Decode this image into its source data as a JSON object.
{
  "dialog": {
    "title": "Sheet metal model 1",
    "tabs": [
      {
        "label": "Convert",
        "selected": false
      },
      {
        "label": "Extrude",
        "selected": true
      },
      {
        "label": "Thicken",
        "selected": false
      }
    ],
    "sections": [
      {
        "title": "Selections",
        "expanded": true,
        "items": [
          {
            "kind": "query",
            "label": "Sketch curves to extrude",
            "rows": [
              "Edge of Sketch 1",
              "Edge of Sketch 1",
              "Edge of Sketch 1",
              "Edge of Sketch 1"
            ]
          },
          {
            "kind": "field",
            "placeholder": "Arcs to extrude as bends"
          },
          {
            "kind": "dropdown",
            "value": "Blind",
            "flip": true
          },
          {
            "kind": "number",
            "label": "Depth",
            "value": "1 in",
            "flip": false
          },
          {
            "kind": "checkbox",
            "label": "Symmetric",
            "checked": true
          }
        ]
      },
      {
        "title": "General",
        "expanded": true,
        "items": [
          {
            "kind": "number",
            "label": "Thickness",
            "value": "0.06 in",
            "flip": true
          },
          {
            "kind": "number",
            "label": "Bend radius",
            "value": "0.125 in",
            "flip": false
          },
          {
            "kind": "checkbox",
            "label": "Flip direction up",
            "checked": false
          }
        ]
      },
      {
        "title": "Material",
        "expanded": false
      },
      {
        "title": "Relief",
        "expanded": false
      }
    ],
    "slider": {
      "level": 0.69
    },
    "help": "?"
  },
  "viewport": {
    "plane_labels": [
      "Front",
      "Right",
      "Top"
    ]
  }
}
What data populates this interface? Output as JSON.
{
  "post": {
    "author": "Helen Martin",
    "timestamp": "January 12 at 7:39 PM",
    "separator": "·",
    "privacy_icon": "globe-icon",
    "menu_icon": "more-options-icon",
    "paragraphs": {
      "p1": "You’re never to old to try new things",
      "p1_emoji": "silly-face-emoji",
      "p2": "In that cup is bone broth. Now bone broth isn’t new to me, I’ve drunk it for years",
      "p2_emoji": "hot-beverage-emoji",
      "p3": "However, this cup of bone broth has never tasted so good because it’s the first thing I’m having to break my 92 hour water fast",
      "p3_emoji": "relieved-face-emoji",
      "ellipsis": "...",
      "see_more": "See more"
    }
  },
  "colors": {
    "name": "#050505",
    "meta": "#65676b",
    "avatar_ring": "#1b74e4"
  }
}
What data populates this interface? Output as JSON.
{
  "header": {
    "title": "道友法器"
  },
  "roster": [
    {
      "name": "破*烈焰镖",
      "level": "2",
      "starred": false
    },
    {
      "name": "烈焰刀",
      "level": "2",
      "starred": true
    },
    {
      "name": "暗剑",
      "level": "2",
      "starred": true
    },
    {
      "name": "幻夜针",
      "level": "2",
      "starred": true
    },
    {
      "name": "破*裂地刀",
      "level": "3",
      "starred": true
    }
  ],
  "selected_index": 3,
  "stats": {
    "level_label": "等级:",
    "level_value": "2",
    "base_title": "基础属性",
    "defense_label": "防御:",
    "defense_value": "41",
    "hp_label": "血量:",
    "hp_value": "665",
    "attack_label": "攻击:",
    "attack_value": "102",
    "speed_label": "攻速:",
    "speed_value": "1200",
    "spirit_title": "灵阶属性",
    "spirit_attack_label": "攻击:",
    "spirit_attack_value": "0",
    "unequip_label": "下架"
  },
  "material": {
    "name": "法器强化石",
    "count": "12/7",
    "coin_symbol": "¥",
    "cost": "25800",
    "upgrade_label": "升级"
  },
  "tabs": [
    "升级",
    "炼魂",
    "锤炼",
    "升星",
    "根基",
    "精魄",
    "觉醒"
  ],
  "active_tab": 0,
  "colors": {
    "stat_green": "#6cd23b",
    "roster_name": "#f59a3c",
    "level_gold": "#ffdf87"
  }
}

> _What is required_:
Using the entries above, please restate each one word for word.

> _Solution to this exercise_:
Decode this image into its source data as a JSON object.
{
  "dialog": {
    "title": "Sheet metal model 1",
    "tabs": [
      {
        "label": "Convert",
        "selected": false
      },
      {
        "label": "Extrude",
        "selected": true
      },
      {
        "label": "Thicken",
        "selected": false
      }
    ],
    "sections": [
      {
        "title": "Selections",
        "expanded": true,
        "items": [
          {
            "kind": "query",
            "label": "Sketch curves to extrude",
            "rows": [
              "Edge of Sketch 1",
              "Edge of Sketch 1",
              "Edge of Sketch 1",
              "Edge of Sketch 1"
            ]
          },
          {
            "kind": "field",
            "placeholder": "Arcs to extrude as bends"
          },
          {
            "kind": "dropdown",
            "value": "Blind",
            "flip": true
          },
          {
            "kind": "number",
            "label": "Depth",
            "value": "1 in",
            "flip": false
          },
          {
            "kind": "checkbox",
            "label": "Symmetric",
            "checked": true
          }
        ]
      },
      {
        "title": "General",
        "expanded": true,
        "items": [
          {
            "kind": "number",
            "label": "Thickness",
            "value": "0.06 in",
            "flip": true
          },
          {
            "kind": "number",
            "label": "Bend radius",
            "value": "0.125 in",
            "flip": false
          },
          {
            "kind": "checkbox",
            "label": "Flip direction up",
            "checked": false
          }
        ]
      },
      {
        "title": "Material",
        "expanded": false
      },
      {
        "title": "Relief",
        "expanded": false
      }
    ],
    "slider": {
      "level": 0.69
    },
    "help": "?"
  },
  "viewport": {
    "plane_labels": [
      "Front",
      "Right",
      "Top"
    ]
  }
}
What data populates this interface? Output as JSON.
{
  "post": {
    "author": "Helen Martin",
    "timestamp": "January 12 at 7:39 PM",
    "separator": "·",
    "privacy_icon": "globe-icon",
    "menu_icon": "more-options-icon",
    "paragraphs": {
      "p1": "You’re never to old to try new things",
      "p1_emoji": "silly-face-emoji",
      "p2": "In that cup is bone broth. Now bone broth isn’t new to me, I’ve drunk it for years",
      "p2_emoji": "hot-beverage-emoji",
      "p3": "However, this cup of bone broth has never tasted so good because it’s the first thing I’m having to break my 92 hour water fast",
      "p3_emoji": "relieved-face-emoji",
      "ellipsis": "...",
      "see_more": "See more"
    }
  },
  "colors": {
    "name": "#050505",
    "meta": "#65676b",
    "avatar_ring": "#1b74e4"
  }
}
What data populates this interface? Output as JSON.
{
  "header": {
    "title": "道友法器"
  },
  "roster": [
    {
      "name": "破*烈焰镖",
      "level": "2",
      "starred": false
    },
    {
      "name": "烈焰刀",
      "level": "2",
      "starred": true
    },
    {
      "name": "暗剑",
      "level": "2",
      "starred": true
    },
    {
      "name": "幻夜针",
      "level": "2",
      "starred": true
    },
    {
      "name": "破*裂地刀",
      "level": "3",
      "starred": true
    }
  ],
  "selected_index": 3,
  "stats": {
    "level_label": "等级:",
    "level_value": "2",
    "base_title": "基础属性",
    "defense_label": "防御:",
    "defense_value": "41",
    "hp_label": "血量:",
    "hp_value": "665",
    "attack_label": "攻击:",
    "attack_value": "102",
    "speed_label": "攻速:",
    "speed_value": "1200",
    "spirit_title": "灵阶属性",
    "spirit_attack_label": "攻击:",
    "spirit_attack_value": "0",
    "unequip_label": "下架"
  },
  "material": {
    "name": "法器强化石",
    "count": "12/7",
    "coin_symbol": "¥",
    "cost": "25800",
    "upgrade_label": "升级"
  },
  "tabs": [
    "升级",
    "炼魂",
    "锤炼",
    "升星",
    "根基",
    "精魄",
    "觉醒"
  ],
  "active_tab": 0,
  "colors": {
    "stat_green": "#6cd23b",
    "roster_name": "#f59a3c",
    "level_gold": "#ffdf87"
  }
}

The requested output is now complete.